MATERIAL PROVIDED:
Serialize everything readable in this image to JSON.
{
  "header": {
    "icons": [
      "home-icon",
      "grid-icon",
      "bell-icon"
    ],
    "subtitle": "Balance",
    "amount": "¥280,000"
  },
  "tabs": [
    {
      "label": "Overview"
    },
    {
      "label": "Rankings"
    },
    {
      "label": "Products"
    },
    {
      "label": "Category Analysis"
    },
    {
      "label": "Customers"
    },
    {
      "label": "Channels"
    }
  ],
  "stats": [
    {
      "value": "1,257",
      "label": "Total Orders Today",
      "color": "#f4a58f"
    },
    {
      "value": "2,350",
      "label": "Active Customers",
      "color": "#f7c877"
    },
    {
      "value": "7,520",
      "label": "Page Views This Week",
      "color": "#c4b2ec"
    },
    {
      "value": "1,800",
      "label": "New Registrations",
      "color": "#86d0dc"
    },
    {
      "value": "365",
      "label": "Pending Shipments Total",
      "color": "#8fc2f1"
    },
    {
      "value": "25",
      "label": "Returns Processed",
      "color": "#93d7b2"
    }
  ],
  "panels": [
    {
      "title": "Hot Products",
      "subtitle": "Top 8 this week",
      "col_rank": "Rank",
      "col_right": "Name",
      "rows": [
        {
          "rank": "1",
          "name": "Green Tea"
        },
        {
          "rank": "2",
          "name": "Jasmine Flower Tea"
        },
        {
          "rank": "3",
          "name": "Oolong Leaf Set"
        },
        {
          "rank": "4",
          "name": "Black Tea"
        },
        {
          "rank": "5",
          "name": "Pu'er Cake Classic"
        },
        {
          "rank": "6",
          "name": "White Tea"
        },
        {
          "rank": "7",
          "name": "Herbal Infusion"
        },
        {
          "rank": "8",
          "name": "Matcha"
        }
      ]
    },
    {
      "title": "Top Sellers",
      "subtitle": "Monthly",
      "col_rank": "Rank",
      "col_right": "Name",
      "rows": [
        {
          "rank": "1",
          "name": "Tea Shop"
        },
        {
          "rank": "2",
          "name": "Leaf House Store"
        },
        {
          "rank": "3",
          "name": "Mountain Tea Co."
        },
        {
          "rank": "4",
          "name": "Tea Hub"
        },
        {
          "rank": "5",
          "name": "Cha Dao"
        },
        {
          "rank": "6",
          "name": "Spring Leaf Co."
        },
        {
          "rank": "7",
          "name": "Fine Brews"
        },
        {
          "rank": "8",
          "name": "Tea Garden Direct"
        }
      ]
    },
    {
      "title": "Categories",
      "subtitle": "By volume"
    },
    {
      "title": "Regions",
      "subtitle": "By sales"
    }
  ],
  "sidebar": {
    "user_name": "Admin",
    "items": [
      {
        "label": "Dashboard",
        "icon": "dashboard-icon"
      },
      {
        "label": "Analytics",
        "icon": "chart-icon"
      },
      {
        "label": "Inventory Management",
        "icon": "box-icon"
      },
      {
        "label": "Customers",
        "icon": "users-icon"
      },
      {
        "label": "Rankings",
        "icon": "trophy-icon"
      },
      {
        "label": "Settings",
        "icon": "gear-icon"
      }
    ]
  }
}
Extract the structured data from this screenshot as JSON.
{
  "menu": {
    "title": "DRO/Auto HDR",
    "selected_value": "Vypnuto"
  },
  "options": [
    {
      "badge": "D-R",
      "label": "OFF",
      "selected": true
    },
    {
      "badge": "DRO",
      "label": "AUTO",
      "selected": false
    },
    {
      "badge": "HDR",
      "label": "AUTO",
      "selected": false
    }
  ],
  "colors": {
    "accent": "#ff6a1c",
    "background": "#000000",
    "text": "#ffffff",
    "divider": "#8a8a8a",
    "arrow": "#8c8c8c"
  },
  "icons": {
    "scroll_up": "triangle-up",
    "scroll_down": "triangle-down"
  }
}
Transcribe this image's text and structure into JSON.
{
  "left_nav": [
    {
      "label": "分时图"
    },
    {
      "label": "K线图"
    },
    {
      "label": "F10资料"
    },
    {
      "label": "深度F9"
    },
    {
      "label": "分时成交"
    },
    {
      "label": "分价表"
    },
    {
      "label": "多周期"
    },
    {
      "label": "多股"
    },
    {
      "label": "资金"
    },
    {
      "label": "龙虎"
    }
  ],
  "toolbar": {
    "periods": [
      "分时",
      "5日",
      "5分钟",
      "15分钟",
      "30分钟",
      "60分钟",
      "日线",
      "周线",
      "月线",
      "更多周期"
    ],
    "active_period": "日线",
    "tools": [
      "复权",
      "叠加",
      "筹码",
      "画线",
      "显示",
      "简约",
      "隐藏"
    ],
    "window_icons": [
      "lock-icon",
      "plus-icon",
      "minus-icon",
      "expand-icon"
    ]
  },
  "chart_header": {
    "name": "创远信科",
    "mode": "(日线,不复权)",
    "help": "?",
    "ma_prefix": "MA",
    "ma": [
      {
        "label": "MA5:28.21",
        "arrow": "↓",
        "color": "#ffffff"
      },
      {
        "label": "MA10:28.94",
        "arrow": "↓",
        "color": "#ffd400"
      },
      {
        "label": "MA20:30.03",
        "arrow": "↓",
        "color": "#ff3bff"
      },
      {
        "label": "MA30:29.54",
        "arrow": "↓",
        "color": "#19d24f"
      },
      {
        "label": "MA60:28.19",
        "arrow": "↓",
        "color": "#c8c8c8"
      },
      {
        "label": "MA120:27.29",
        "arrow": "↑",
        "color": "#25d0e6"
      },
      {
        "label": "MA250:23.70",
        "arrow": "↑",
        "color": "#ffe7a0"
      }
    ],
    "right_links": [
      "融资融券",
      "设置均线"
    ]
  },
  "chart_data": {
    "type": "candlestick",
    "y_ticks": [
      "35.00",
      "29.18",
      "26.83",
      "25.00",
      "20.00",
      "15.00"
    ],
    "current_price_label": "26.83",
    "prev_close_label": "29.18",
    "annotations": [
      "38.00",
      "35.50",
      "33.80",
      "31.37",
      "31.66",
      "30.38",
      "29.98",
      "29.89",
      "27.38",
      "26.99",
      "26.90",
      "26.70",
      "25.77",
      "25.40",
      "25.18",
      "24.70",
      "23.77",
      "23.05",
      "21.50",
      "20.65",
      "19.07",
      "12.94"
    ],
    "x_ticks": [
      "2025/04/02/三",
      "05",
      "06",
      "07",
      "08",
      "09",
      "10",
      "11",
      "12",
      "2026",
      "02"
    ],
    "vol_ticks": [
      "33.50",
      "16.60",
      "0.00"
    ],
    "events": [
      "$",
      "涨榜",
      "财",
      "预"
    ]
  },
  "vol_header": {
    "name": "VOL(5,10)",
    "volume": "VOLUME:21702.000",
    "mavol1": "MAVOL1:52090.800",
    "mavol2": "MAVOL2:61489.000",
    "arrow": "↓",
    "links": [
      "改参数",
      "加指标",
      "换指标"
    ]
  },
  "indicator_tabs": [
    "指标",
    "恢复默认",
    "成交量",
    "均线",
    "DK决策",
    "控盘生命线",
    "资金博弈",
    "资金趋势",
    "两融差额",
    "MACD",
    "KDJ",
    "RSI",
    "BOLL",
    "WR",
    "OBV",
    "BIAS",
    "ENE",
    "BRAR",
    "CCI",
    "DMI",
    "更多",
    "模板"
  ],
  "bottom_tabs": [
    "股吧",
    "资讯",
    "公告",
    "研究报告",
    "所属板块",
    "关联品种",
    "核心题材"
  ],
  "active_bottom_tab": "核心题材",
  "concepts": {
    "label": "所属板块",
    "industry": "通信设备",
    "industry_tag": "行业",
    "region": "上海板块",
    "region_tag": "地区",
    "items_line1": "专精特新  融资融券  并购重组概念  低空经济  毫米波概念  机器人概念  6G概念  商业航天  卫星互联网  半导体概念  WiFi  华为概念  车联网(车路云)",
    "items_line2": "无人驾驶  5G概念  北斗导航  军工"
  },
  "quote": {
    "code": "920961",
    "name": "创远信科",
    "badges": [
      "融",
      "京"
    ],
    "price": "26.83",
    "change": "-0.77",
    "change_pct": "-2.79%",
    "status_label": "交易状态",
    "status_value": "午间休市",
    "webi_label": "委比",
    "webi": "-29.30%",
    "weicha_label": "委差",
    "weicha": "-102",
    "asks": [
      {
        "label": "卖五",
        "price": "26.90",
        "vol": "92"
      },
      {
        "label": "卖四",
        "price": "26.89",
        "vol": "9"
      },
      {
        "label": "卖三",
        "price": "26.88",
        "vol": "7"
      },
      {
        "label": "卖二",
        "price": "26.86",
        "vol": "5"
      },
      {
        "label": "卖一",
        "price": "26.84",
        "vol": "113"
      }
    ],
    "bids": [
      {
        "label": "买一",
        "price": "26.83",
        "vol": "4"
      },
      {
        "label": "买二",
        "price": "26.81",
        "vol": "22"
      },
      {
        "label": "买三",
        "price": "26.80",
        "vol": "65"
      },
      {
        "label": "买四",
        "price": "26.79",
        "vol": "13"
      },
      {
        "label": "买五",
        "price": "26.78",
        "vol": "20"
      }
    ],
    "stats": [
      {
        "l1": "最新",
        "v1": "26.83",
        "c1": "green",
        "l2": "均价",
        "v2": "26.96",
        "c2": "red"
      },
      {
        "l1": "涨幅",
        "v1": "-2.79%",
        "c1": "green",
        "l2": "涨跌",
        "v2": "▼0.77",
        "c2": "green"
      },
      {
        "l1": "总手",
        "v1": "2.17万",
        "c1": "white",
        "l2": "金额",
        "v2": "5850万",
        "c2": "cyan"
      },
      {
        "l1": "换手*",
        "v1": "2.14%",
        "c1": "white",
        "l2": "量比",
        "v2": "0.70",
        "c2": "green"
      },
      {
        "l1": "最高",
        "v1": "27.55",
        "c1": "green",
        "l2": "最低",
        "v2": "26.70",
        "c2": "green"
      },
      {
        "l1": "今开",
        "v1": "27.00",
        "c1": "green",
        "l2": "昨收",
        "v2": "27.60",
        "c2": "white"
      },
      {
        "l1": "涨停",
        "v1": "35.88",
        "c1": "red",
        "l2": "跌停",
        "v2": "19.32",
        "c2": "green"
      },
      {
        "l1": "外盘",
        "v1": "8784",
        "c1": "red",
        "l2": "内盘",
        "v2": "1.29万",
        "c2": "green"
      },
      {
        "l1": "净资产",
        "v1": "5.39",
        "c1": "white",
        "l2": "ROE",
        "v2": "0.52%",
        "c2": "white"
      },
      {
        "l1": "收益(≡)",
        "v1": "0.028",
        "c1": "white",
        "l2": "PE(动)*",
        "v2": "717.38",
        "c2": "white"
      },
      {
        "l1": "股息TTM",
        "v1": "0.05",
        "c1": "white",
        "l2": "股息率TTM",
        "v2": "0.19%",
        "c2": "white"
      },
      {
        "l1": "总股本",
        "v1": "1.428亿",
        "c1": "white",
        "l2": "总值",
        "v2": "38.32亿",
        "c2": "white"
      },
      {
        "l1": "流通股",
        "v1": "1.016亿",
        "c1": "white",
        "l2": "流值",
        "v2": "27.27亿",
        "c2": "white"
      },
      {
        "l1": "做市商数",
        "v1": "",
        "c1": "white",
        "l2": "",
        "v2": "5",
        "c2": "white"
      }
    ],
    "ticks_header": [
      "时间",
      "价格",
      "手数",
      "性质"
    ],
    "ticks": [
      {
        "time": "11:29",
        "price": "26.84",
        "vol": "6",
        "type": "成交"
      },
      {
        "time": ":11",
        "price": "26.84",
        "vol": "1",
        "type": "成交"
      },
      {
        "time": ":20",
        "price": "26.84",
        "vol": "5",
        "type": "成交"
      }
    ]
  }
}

WHAT IS ASKED:
Copy every line of the material in which the word "image" occurs.

SOLUTION TO THE EXERCISE:
Serialize everything readable in this image to JSON.
Transcribe this image's text and structure into JSON.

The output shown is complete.